What you will do: Your answer should be one number: the count of lines in these entries that hold the word "consumo".

**** Data entries ****

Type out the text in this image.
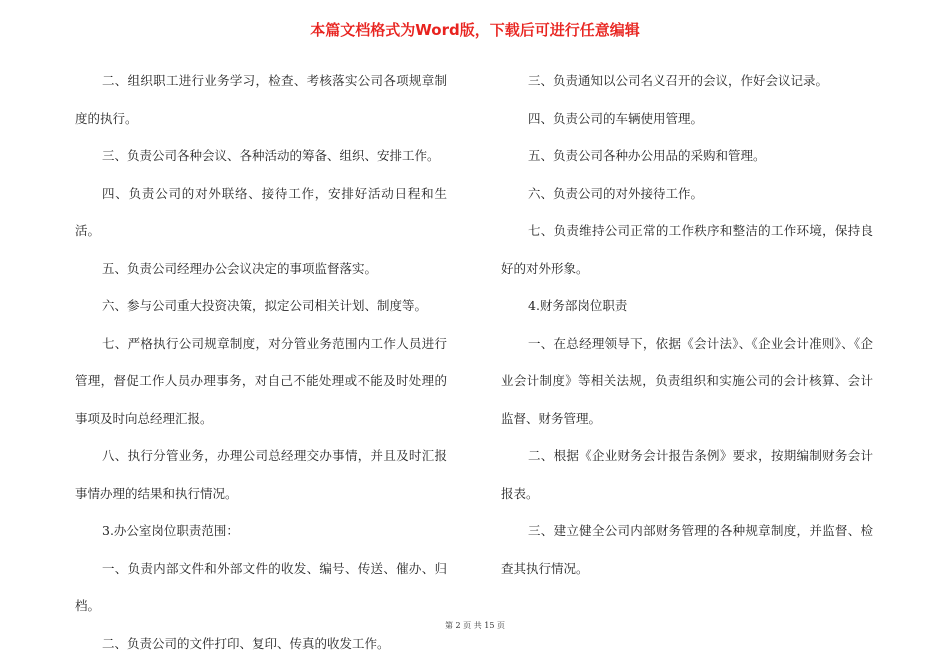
本篇文档格式为Word版，下载后可进行任意编辑

二、组织职工进行业务学习，检查、考核落实公司各项规章制度的执行。

三、负责公司各种会议、各种活动的筹备、组织、安排工作。

四、负责公司的对外联络、接待工作，安排好活动日程和生活。

五、负责公司经理办公会议决定的事项监督落实。

六、参与公司重大投资决策，拟定公司相关计划、制度等。

七、严格执行公司规章制度，对分管业务范围内工作人员进行管理，督促工作人员办理事务，对自己不能处理或不能及时处理的事项及时向总经理汇报。

八、执行分管业务，办理公司总经理交办事情，并且及时汇报事情办理的结果和执行情况。

3.办公室岗位职责范围：

一、负责内部文件和外部文件的收发、编号、传送、催办、归档。

二、负责公司的文件打印、复印、传真的收发工作。

三、负责通知以公司名义召开的会议，作好会议记录。

四、负责公司的车辆使用管理。

五、负责公司各种办公用品的采购和管理。

六、负责公司的对外接待工作。

七、负责维持公司正常的工作秩序和整洁的工作环境，保持良好的对外形象。

4.财务部岗位职责

一、在总经理领导下，依据《会计法》、《企业会计准则》、《企业会计制度》等相关法规，负责组织和实施公司的会计核算、会计监督、财务管理。

二、根据《企业财务会计报告条例》要求，按期编制财务会计报表。

三、建立健全公司内部财务管理的各种规章制度，并监督、检查其执行情况。

第 2 页 共 15 页
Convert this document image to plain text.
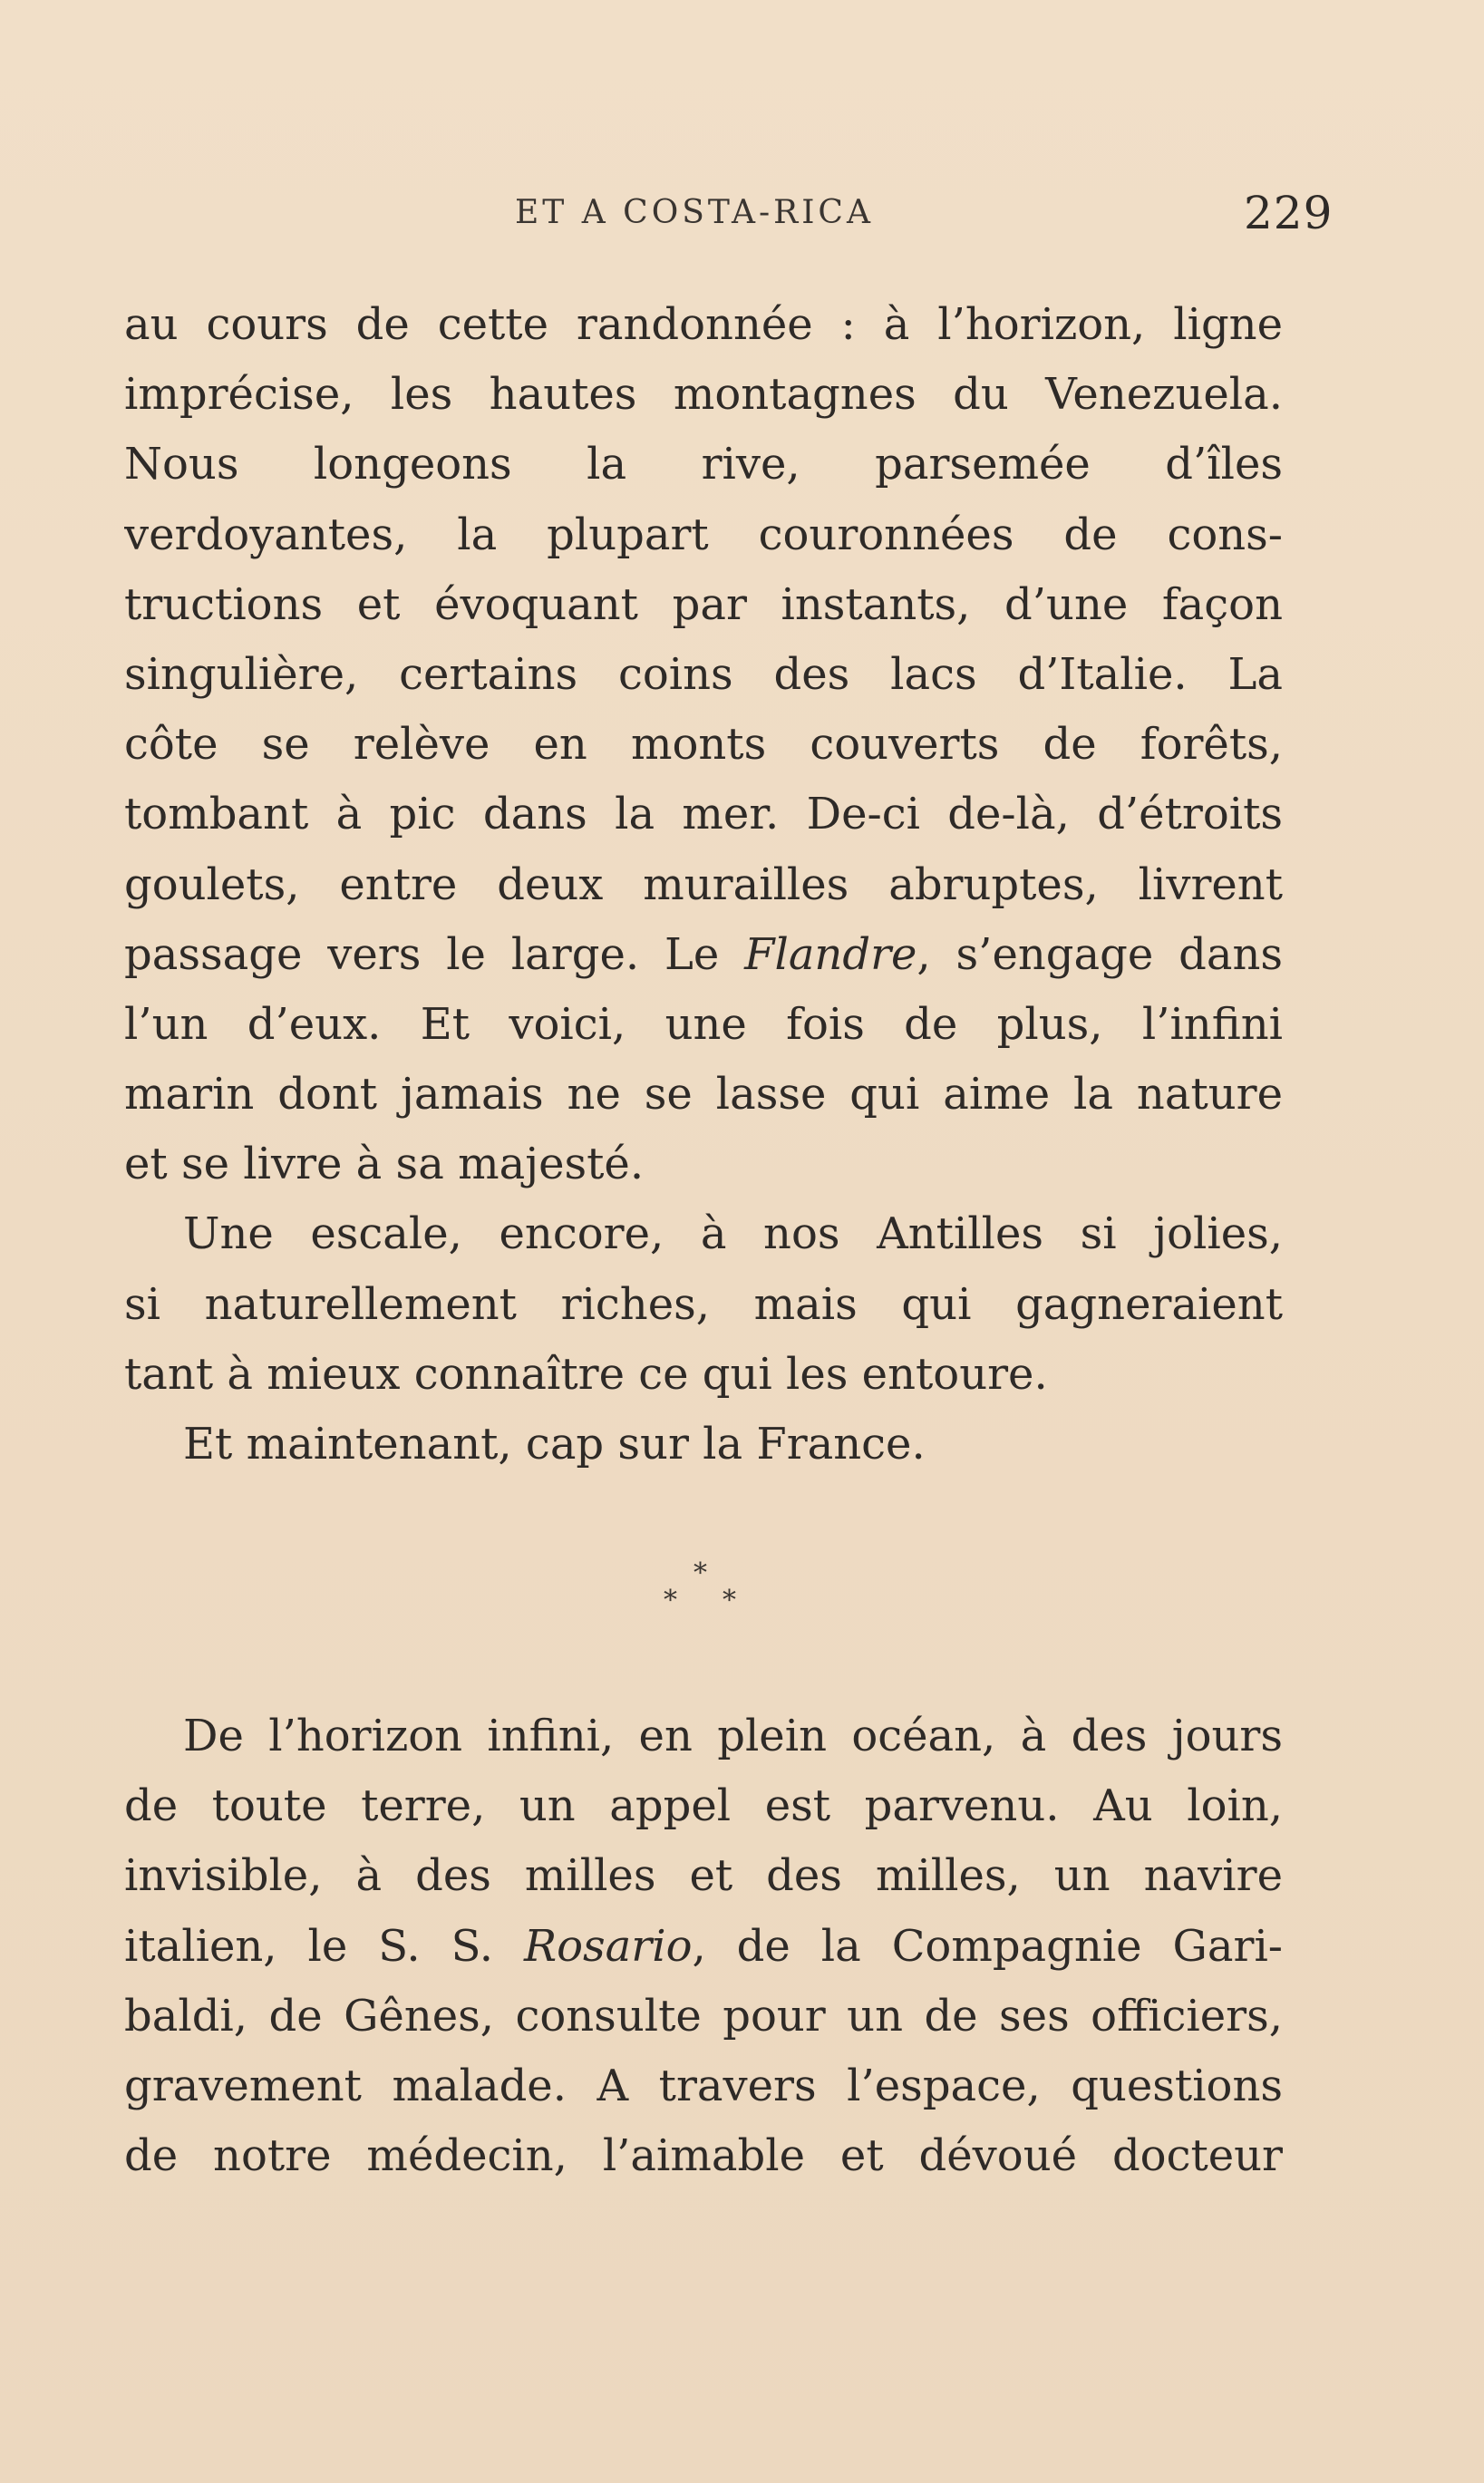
ET A COSTA-RICA	229
au cours de cette randonnée : à l’horizon, ligne
imprécise, les hautes montagnes du Venezuela.
Nous longeons la rive, parsemée d’îles
verdoyantes, la plupart couronnées de cons-
tructions et évoquant par instants, d’une façon
singulière, certains coins des lacs d’Italie. La
côte se relève en monts couverts de forêts,
tombant à pic dans la mer. De-ci de-là, d’étroits
goulets, entre deux murailles abruptes, livrent
passage vers le large. Le Flandre, s’engage dans
l’un d’eux. Et voici, une fois de plus, l’infini
marin dont jamais ne se lasse qui aime la nature
et se livre à sa majesté.
Une escale, encore, à nos Antilles si jolies,
si naturellement riches, mais qui gagneraient
tant à mieux connaître ce qui les entoure.
Et maintenant, cap sur la France.
*
* *
De l’horizon infini, en plein océan, à des jours
de toute terre, un appel est parvenu. Au loin,
invisible, à des milles et des milles, un navire
italien, le S. S. Rosario, de la Compagnie Gari-
baldi, de Gênes, consulte pour un de ses officiers,
gravement malade. A travers l’espace, questions
de notre médecin, l’aimable et dévoué docteur
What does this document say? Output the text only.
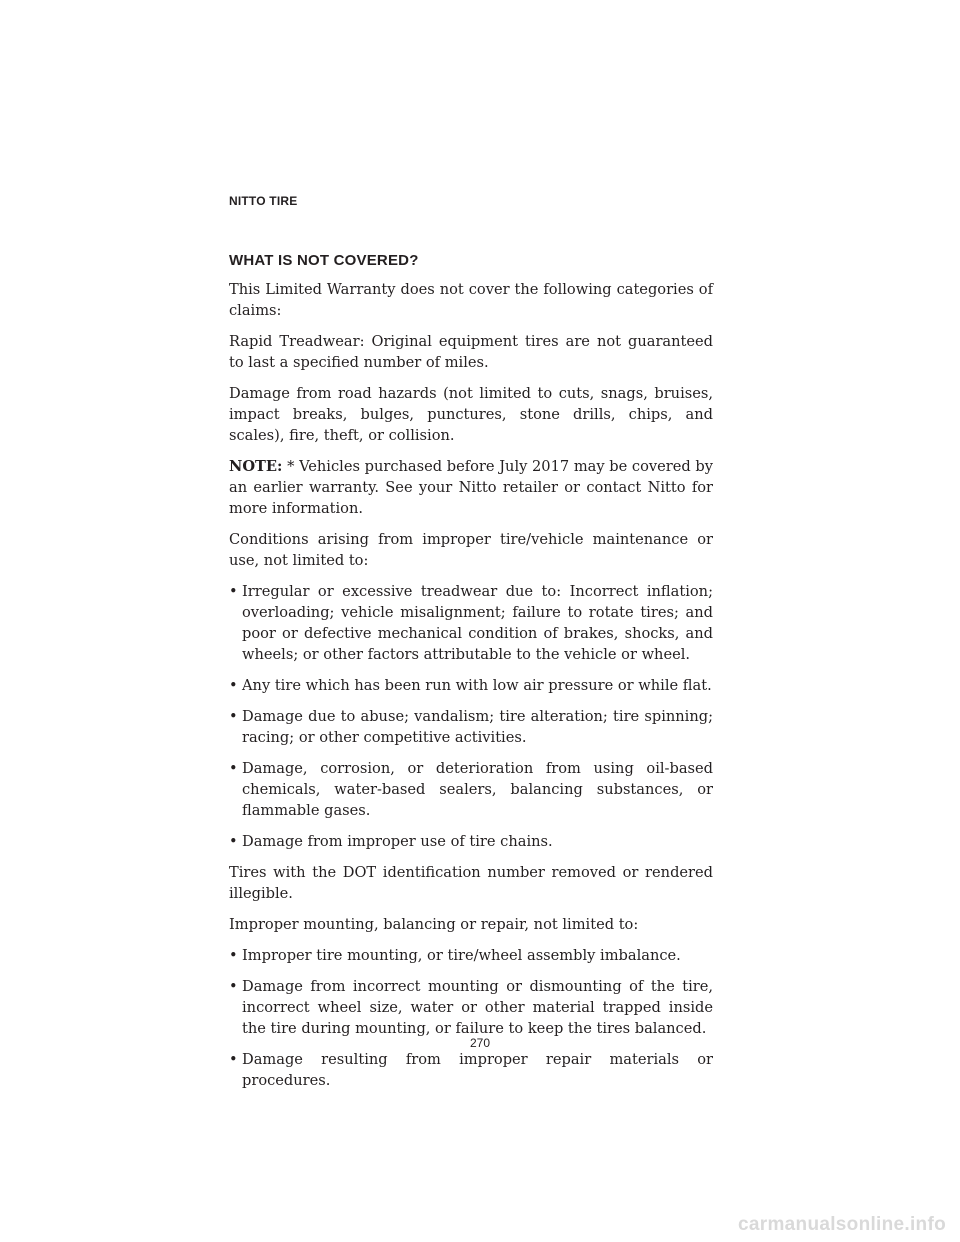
NITTO TIRE
WHAT IS NOT COVERED?

This Limited Warranty does not cover the following categories of claims:

Rapid Treadwear: Original equipment tires are not guaranteed to last a specified number of miles.

Damage from road hazards (not limited to cuts, snags, bruises, impact breaks, bulges, punctures, stone drills, chips, and scales), fire, theft, or collision.

NOTE: * Vehicles purchased before July 2017 may be covered by an earlier warranty. See your Nitto retailer or contact Nitto for more information.

Conditions arising from improper tire/vehicle maintenance or use, not limited to:

• Irregular or excessive treadwear due to: Incorrect inflation; overloading; vehicle misalignment; failure to rotate tires; and poor or defective mechanical condition of brakes, shocks, and wheels; or other factors attributable to the vehicle or wheel.
• Any tire which has been run with low air pressure or while flat.
• Damage due to abuse; vandalism; tire alteration; tire spinning; racing; or other competitive activities.
• Damage, corrosion, or deterioration from using oil-based chemicals, water-based sealers, balancing substances, or flammable gases.
• Damage from improper use of tire chains.

Tires with the DOT identification number removed or rendered illegible.

Improper mounting, balancing or repair, not limited to:

• Improper tire mounting, or tire/wheel assembly imbalance.
• Damage from incorrect mounting or dismounting of the tire, incorrect wheel size, water or other material trapped inside the tire during mounting, or failure to keep the tires balanced.
• Damage resulting from improper repair materials or procedures.
270
carmanualsonline.info
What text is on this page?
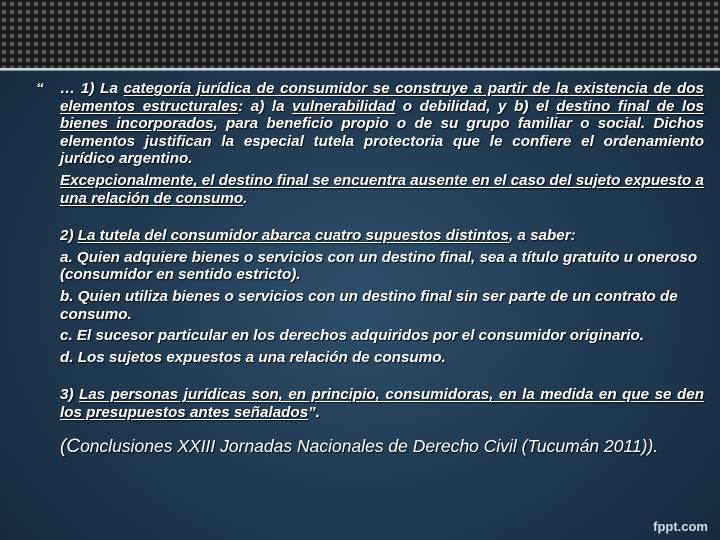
“	… 1) La categoría jurídica de consumidor se construye a partir de la existencia de dos elementos estructurales: a) la vulnerabilidad o debilidad, y b) el destino final de los bienes incorporados, para beneficio propio o de su grupo familiar o social. Dichos elementos justifican la especial tutela protectoria que le confiere el ordenamiento jurídico argentino.

Excepcionalmente, el destino final se encuentra ausente en el caso del sujeto expuesto a una relación de consumo.

2) La tutela del consumidor abarca cuatro supuestos distintos, a saber:

a. Quien adquiere bienes o servicios con un destino final, sea a título gratuito u oneroso (consumidor en sentido estricto).

b. Quien utiliza bienes o servicios con un destino final sin ser parte de un contrato de consumo.

c. El sucesor particular en los derechos adquiridos por el consumidor originario.

d. Los sujetos expuestos a una relación de consumo.

3) Las personas jurídicas son, en principio, consumidoras, en la medida en que se den los presupuestos antes señalados”.

(Conclusiones XXIII Jornadas Nacionales de Derecho Civil (Tucumán 2011)).

fppt.com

****

Exercise answer: 3